### Records to process
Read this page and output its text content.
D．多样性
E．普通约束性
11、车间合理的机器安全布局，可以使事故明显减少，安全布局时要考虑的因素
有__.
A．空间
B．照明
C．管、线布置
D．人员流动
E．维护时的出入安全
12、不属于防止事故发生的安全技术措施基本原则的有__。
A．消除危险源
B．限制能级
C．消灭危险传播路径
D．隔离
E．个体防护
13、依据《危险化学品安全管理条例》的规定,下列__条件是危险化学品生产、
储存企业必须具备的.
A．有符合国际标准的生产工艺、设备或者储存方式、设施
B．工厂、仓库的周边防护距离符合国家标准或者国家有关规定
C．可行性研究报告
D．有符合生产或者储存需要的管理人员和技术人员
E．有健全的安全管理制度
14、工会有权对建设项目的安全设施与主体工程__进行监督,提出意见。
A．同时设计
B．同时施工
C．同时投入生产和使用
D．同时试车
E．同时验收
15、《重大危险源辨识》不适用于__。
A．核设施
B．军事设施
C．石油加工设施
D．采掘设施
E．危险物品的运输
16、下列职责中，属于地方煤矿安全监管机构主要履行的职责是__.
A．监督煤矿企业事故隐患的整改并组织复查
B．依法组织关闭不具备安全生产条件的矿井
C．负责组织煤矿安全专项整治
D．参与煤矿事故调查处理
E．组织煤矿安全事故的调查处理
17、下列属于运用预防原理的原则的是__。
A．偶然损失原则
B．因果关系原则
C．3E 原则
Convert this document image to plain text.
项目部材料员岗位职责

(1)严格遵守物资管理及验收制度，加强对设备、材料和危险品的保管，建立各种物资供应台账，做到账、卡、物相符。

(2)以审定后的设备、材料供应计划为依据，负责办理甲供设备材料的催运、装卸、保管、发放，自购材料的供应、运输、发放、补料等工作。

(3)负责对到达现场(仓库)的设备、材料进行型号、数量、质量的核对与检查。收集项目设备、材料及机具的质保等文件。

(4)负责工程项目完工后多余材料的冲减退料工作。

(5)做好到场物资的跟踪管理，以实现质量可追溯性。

### Exercise brief
Copy out the data shown above without altering anything.

### Result of the task
Read this page and output its text content.
D．多样性
E．普通约束性
11、车间合理的机器安全布局，可以使事故明显减少，安全布局时要考虑的因素
有__.
A．空间
B．照明
C．管、线布置
D．人员流动
E．维护时的出入安全
12、不属于防止事故发生的安全技术措施基本原则的有__。
A．消除危险源
B．限制能级
C．消灭危险传播路径
D．隔离
E．个体防护
13、依据《危险化学品安全管理条例》的规定,下列__条件是危险化学品生产、
储存企业必须具备的.
A．有符合国际标准的生产工艺、设备或者储存方式、设施
B．工厂、仓库的周边防护距离符合国家标准或者国家有关规定
C．可行性研究报告
D．有符合生产或者储存需要的管理人员和技术人员
E．有健全的安全管理制度
14、工会有权对建设项目的安全设施与主体工程__进行监督,提出意见。
A．同时设计
B．同时施工
C．同时投入生产和使用
D．同时试车
E．同时验收
15、《重大危险源辨识》不适用于__。
A．核设施
B．军事设施
C．石油加工设施
D．采掘设施
E．危险物品的运输
16、下列职责中，属于地方煤矿安全监管机构主要履行的职责是__.
A．监督煤矿企业事故隐患的整改并组织复查
B．依法组织关闭不具备安全生产条件的矿井
C．负责组织煤矿安全专项整治
D．参与煤矿事故调查处理
E．组织煤矿安全事故的调查处理
17、下列属于运用预防原理的原则的是__。
A．偶然损失原则
B．因果关系原则
C．3E 原则
Convert this document image to plain text.
项目部材料员岗位职责

(1)严格遵守物资管理及验收制度，加强对设备、材料和危险品的保管，建立各种物资供应台账，做到账、卡、物相符。

(2)以审定后的设备、材料供应计划为依据，负责办理甲供设备材料的催运、装卸、保管、发放，自购材料的供应、运输、发放、补料等工作。

(3)负责对到达现场(仓库)的设备、材料进行型号、数量、质量的核对与检查。收集项目设备、材料及机具的质保等文件。

(4)负责工程项目完工后多余材料的冲减退料工作。

(5)做好到场物资的跟踪管理，以实现质量可追溯性。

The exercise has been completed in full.